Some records
---

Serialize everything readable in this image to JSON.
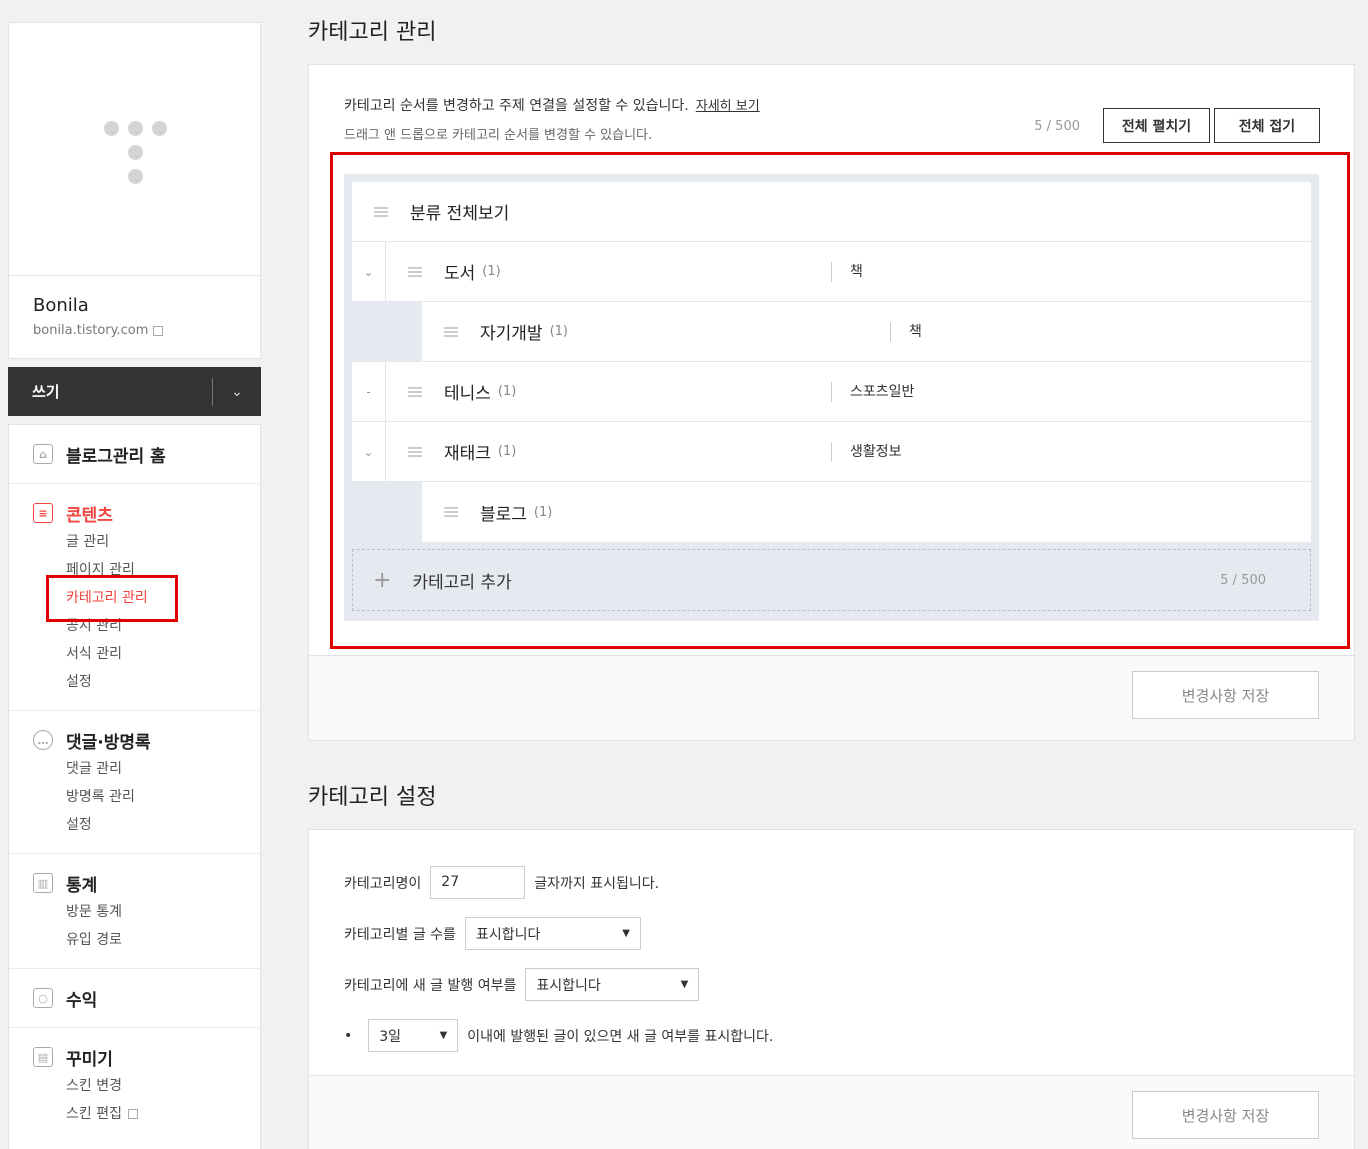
{
  "sidebar": {
    "blog_name": "Bonila",
    "blog_url": "bonila.tistory.com",
    "write_label": "쓰기",
    "groups": [
      {
        "title": "블로그관리 홈",
        "icon": "home-icon",
        "items": []
      },
      {
        "title": "콘텐츠",
        "icon": "document-icon",
        "active": true,
        "items": [
          "글 관리",
          "페이지 관리",
          "카테고리 관리",
          "공지 관리",
          "서식 관리",
          "설정"
        ]
      },
      {
        "title": "댓글·방명록",
        "icon": "comment-icon",
        "items": [
          "댓글 관리",
          "방명록 관리",
          "설정"
        ]
      },
      {
        "title": "통계",
        "icon": "chart-icon",
        "items": [
          "방문 통계",
          "유입 경로"
        ]
      },
      {
        "title": "수익",
        "icon": "coins-icon",
        "items": []
      },
      {
        "title": "꾸미기",
        "icon": "layout-icon",
        "items": [
          "스킨 변경",
          "스킨 편집"
        ]
      }
    ]
  },
  "category_manage": {
    "title": "카테고리 관리",
    "desc_line1": "카테고리 순서를 변경하고 주제 연결을 설정할 수 있습니다.",
    "detail_link": "자세히 보기",
    "desc_line2": "드래그 앤 드롭으로 카테고리 순서를 변경할 수 있습니다.",
    "counter": "5 / 500",
    "expand_all": "전체 펼치기",
    "collapse_all": "전체 접기",
    "all_view": "분류 전체보기",
    "categories": [
      {
        "name": "도서",
        "count": "(1)",
        "topic": "책",
        "toggle": "⌄"
      },
      {
        "name": "자기개발",
        "count": "(1)",
        "topic": "책",
        "child": true
      },
      {
        "name": "테니스",
        "count": "(1)",
        "topic": "스포츠일반",
        "toggle": "-"
      },
      {
        "name": "재태크",
        "count": "(1)",
        "topic": "생활정보",
        "toggle": "⌄"
      },
      {
        "name": "블로그",
        "count": "(1)",
        "topic": "",
        "child": true
      }
    ],
    "add_label": "카테고리 추가",
    "add_counter": "5 / 500",
    "save_label": "변경사항 저장"
  },
  "category_settings": {
    "title": "카테고리 설정",
    "name_len_label": "카테고리명이",
    "name_len_value": "27",
    "name_len_suffix": "글자까지 표시됩니다.",
    "post_count_label": "카테고리별 글 수를",
    "post_count_value": "표시합니다",
    "new_post_label": "카테고리에 새 글 발행 여부를",
    "new_post_value": "표시합니다",
    "bullet": "•",
    "days_value": "3일",
    "days_suffix": "이내에 발행된 글이 있으면 새 글 여부를 표시합니다.",
    "save_label": "변경사항 저장"
  },
  "colors": {
    "accent": "#f0443e",
    "highlight_box": "#e00000",
    "write_bar": "#333333"
  }
}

---

◆ **Written request**
The pictures should not be reproduced; quote all of the other material exactly.

◆ **Full response**
Serialize everything readable in this image to JSON.
{
  "sidebar": {
    "blog_name": "Bonila",
    "blog_url": "bonila.tistory.com",
    "write_label": "쓰기",
    "groups": [
      {
        "title": "블로그관리 홈",
        "icon": "home-icon",
        "items": []
      },
      {
        "title": "콘텐츠",
        "icon": "document-icon",
        "active": true,
        "items": [
          "글 관리",
          "페이지 관리",
          "카테고리 관리",
          "공지 관리",
          "서식 관리",
          "설정"
        ]
      },
      {
        "title": "댓글·방명록",
        "icon": "comment-icon",
        "items": [
          "댓글 관리",
          "방명록 관리",
          "설정"
        ]
      },
      {
        "title": "통계",
        "icon": "chart-icon",
        "items": [
          "방문 통계",
          "유입 경로"
        ]
      },
      {
        "title": "수익",
        "icon": "coins-icon",
        "items": []
      },
      {
        "title": "꾸미기",
        "icon": "layout-icon",
        "items": [
          "스킨 변경",
          "스킨 편집"
        ]
      }
    ]
  },
  "category_manage": {
    "title": "카테고리 관리",
    "desc_line1": "카테고리 순서를 변경하고 주제 연결을 설정할 수 있습니다.",
    "detail_link": "자세히 보기",
    "desc_line2": "드래그 앤 드롭으로 카테고리 순서를 변경할 수 있습니다.",
    "counter": "5 / 500",
    "expand_all": "전체 펼치기",
    "collapse_all": "전체 접기",
    "all_view": "분류 전체보기",
    "categories": [
      {
        "name": "도서",
        "count": "(1)",
        "topic": "책",
        "toggle": "⌄"
      },
      {
        "name": "자기개발",
        "count": "(1)",
        "topic": "책",
        "child": true
      },
      {
        "name": "테니스",
        "count": "(1)",
        "topic": "스포츠일반",
        "toggle": "-"
      },
      {
        "name": "재태크",
        "count": "(1)",
        "topic": "생활정보",
        "toggle": "⌄"
      },
      {
        "name": "블로그",
        "count": "(1)",
        "topic": "",
        "child": true
      }
    ],
    "add_label": "카테고리 추가",
    "add_counter": "5 / 500",
    "save_label": "변경사항 저장"
  },
  "category_settings": {
    "title": "카테고리 설정",
    "name_len_label": "카테고리명이",
    "name_len_value": "27",
    "name_len_suffix": "글자까지 표시됩니다.",
    "post_count_label": "카테고리별 글 수를",
    "post_count_value": "표시합니다",
    "new_post_label": "카테고리에 새 글 발행 여부를",
    "new_post_value": "표시합니다",
    "bullet": "•",
    "days_value": "3일",
    "days_suffix": "이내에 발행된 글이 있으면 새 글 여부를 표시합니다.",
    "save_label": "변경사항 저장"
  },
  "colors": {
    "accent": "#f0443e",
    "highlight_box": "#e00000",
    "write_bar": "#333333"
  }
}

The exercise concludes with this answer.